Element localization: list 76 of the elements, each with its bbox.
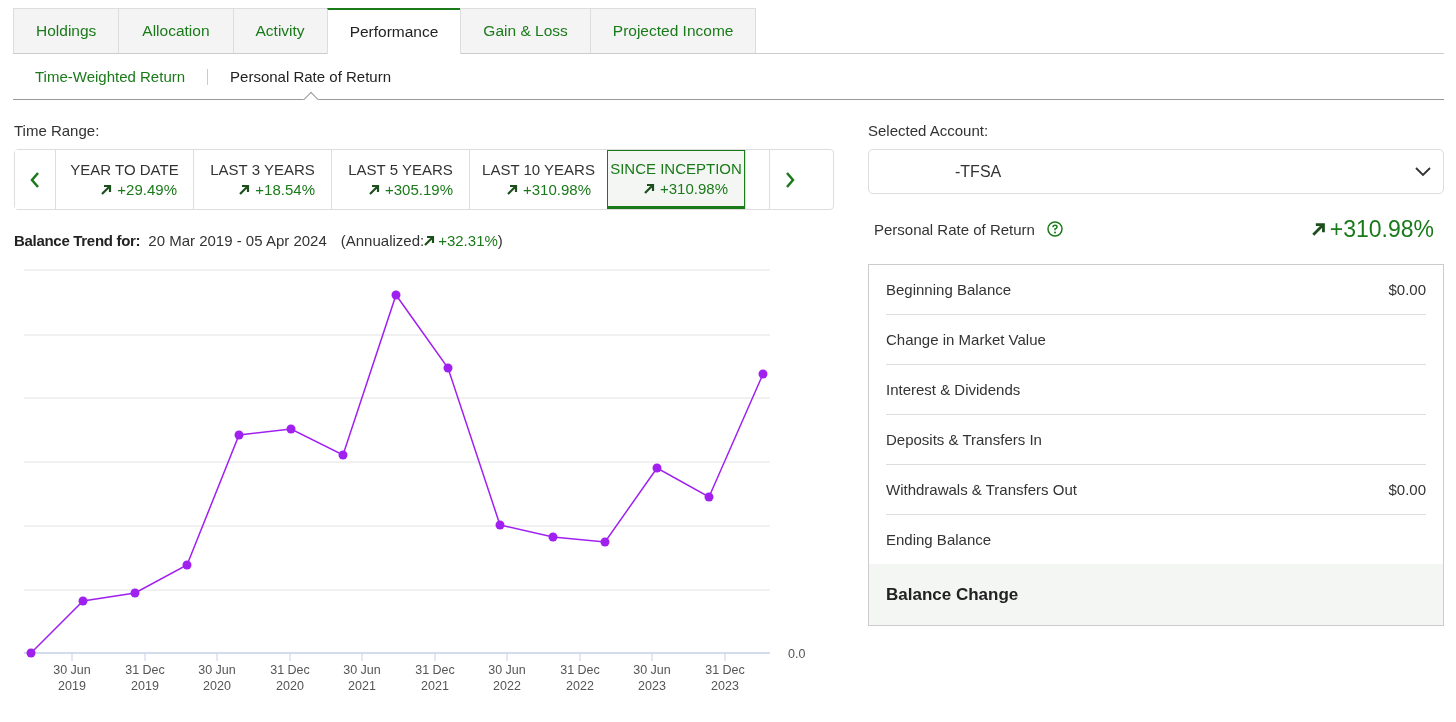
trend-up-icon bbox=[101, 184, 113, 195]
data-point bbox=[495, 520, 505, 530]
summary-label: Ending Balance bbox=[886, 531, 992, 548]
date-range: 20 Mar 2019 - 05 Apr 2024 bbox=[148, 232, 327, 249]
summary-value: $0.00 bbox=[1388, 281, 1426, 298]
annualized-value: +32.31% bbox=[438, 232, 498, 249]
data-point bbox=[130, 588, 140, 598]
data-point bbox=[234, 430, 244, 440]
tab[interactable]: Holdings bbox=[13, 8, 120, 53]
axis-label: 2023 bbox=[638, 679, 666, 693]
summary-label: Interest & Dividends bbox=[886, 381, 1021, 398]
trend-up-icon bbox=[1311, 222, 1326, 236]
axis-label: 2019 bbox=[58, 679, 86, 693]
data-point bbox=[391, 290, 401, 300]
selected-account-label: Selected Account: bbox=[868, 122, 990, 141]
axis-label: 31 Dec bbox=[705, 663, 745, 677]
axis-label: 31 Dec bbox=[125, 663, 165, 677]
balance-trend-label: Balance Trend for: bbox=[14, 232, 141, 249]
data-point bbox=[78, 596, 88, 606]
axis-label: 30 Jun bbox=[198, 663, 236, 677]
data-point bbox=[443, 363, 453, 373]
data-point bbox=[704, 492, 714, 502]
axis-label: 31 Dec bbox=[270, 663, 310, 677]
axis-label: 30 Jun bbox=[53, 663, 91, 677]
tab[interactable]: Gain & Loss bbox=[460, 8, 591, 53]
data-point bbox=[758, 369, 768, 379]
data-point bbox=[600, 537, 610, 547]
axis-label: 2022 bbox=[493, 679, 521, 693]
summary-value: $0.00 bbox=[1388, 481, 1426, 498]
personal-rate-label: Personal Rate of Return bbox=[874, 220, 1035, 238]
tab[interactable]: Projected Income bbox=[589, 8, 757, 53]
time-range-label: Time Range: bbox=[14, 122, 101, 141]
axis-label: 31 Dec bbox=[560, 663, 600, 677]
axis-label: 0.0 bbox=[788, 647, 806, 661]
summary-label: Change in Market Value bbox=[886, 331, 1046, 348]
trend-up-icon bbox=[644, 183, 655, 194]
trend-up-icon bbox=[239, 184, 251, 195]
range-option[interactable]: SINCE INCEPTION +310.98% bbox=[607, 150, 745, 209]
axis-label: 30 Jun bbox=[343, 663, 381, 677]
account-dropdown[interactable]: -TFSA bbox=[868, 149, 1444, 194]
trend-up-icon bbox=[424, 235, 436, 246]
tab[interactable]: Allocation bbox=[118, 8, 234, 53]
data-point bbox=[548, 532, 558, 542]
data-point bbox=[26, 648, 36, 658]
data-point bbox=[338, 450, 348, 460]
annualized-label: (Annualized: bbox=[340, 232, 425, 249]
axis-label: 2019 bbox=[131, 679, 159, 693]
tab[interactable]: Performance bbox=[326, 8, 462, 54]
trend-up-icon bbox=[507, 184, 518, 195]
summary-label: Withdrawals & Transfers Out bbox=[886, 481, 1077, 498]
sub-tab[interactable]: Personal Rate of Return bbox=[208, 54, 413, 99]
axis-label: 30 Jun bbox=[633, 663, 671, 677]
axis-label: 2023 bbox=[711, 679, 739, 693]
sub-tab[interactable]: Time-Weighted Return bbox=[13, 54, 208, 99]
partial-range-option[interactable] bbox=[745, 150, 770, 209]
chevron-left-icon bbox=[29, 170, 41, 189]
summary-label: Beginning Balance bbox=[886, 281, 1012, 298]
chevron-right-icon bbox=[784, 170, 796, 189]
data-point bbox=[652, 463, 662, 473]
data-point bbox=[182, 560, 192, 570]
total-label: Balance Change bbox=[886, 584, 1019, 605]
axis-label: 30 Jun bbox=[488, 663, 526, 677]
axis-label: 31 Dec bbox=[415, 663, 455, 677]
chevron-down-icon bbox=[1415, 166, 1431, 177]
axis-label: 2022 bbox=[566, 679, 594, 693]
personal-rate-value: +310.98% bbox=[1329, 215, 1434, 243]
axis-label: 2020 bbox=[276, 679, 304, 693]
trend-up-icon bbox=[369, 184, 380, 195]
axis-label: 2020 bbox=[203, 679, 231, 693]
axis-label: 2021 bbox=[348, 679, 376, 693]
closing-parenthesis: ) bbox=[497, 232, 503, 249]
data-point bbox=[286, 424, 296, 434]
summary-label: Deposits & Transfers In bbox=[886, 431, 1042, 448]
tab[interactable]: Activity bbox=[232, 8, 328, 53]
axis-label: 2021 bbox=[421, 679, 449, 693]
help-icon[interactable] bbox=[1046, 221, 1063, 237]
---
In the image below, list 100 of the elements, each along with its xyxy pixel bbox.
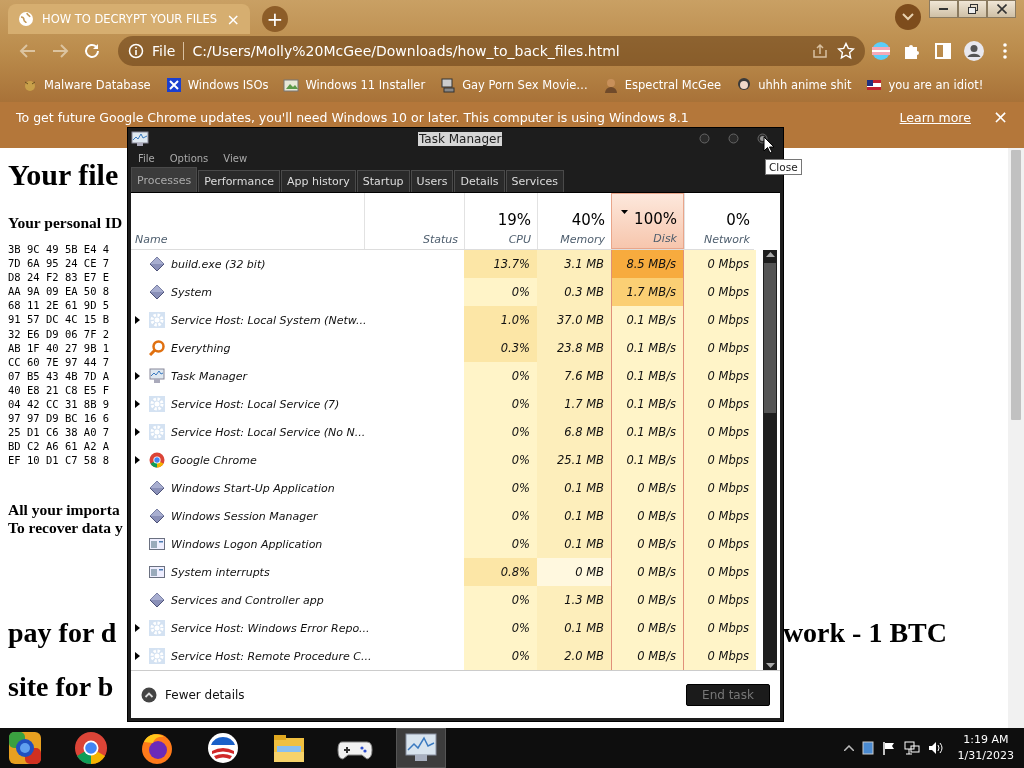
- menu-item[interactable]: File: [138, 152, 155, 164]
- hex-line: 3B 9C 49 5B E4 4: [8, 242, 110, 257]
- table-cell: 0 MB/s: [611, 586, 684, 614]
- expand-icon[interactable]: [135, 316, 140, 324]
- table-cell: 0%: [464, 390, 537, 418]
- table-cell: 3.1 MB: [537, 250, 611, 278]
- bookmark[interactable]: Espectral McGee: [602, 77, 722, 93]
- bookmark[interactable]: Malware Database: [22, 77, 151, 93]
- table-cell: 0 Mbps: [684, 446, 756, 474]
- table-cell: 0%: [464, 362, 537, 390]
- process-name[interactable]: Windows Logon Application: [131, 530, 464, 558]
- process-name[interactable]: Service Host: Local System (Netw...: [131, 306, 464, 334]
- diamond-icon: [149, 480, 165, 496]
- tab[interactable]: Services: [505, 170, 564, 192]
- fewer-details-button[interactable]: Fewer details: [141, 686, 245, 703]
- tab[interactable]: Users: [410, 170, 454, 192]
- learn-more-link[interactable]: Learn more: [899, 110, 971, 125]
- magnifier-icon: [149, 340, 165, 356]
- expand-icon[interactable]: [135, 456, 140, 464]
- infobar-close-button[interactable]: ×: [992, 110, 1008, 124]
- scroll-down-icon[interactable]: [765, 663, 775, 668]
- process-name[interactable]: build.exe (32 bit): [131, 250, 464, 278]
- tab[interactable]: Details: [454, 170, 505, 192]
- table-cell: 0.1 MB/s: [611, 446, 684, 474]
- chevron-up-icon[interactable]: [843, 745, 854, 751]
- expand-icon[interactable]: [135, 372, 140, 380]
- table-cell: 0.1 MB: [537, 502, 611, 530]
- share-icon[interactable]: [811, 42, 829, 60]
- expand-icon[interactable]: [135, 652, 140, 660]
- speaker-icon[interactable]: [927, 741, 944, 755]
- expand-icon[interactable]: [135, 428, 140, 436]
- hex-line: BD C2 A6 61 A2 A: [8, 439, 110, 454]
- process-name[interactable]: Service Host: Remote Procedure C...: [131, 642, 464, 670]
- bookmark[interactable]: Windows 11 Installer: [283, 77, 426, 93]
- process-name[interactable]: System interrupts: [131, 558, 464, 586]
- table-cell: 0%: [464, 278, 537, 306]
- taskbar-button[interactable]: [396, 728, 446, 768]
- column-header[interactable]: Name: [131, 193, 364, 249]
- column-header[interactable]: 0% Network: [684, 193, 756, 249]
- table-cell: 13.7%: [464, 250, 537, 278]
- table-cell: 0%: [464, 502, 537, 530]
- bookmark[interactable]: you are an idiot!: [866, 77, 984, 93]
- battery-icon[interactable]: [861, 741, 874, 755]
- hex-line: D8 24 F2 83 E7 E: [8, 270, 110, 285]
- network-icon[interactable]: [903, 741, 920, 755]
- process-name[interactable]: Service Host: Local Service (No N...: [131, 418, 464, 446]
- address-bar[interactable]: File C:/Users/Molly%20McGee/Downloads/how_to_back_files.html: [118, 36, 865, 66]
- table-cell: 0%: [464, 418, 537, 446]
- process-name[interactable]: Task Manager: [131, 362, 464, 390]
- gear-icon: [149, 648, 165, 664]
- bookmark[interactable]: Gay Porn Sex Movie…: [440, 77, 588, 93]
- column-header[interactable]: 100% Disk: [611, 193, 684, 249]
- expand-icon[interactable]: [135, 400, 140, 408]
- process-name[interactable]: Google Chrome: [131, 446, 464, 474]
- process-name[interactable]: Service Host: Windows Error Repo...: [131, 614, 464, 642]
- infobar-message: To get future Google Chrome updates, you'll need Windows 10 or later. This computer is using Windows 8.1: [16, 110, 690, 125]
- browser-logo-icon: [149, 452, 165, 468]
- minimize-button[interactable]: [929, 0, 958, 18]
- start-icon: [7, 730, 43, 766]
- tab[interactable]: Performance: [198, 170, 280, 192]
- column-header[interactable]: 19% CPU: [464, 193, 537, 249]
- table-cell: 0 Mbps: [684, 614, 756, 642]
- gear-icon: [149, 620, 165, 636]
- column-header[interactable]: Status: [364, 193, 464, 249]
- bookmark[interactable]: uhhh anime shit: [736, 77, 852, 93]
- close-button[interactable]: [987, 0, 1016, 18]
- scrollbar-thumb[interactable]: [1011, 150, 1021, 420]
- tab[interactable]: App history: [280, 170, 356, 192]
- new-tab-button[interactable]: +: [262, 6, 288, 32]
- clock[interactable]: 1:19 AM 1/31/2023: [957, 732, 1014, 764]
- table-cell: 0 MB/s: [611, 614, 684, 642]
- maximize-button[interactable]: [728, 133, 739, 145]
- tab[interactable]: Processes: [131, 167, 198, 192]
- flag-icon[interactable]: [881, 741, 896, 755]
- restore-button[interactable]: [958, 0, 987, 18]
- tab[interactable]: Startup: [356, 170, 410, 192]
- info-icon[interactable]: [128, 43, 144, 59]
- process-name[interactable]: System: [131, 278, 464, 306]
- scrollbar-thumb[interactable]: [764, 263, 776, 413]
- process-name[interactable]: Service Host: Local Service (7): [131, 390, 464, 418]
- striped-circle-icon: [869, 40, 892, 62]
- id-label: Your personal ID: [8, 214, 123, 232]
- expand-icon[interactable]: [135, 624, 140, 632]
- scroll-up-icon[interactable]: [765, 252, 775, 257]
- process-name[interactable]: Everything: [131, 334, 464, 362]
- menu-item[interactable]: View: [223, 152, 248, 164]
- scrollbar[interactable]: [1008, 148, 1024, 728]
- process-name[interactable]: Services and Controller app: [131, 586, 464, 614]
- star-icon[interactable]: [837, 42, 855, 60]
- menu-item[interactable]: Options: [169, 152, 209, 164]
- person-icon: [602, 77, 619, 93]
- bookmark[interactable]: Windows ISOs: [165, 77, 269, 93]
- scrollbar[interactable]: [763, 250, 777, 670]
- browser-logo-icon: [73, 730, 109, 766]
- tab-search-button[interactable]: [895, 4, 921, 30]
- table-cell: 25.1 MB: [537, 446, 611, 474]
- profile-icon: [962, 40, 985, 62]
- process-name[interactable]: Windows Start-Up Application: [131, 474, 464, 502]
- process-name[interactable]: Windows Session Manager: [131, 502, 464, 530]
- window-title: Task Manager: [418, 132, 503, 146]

## Task description
Output the stretch of records from the line containing "trend-up-icon bbox=[101, 184, 113, 195]" through the line containing "axis-label: 31 Dec bbox=[270, 663, 310, 677]", both included, reproducing each line verbatim.

## Solved problem
trend-up-icon bbox=[101, 184, 113, 195]
data-point bbox=[495, 520, 505, 530]
summary-label: Ending Balance bbox=[886, 531, 992, 548]
date-range: 20 Mar 2019 - 05 Apr 2024 bbox=[148, 232, 327, 249]
summary-value: $0.00 bbox=[1388, 281, 1426, 298]
annualized-value: +32.31% bbox=[438, 232, 498, 249]
data-point bbox=[130, 588, 140, 598]
data-point bbox=[234, 430, 244, 440]
tab[interactable]: Holdings bbox=[13, 8, 120, 53]
axis-label: 2023 bbox=[638, 679, 666, 693]
summary-label: Interest & Dividends bbox=[886, 381, 1021, 398]
trend-up-icon bbox=[1311, 222, 1326, 236]
axis-label: 2019 bbox=[58, 679, 86, 693]
data-point bbox=[391, 290, 401, 300]
selected-account-label: Selected Account: bbox=[868, 122, 990, 141]
axis-label: 31 Dec bbox=[705, 663, 745, 677]
axis-label: 31 Dec bbox=[125, 663, 165, 677]
balance-trend-label: Balance Trend for: bbox=[14, 232, 141, 249]
data-point bbox=[78, 596, 88, 606]
axis-label: 30 Jun bbox=[198, 663, 236, 677]
data-point bbox=[443, 363, 453, 373]
data-point bbox=[704, 492, 714, 502]
axis-label: 31 Dec bbox=[270, 663, 310, 677]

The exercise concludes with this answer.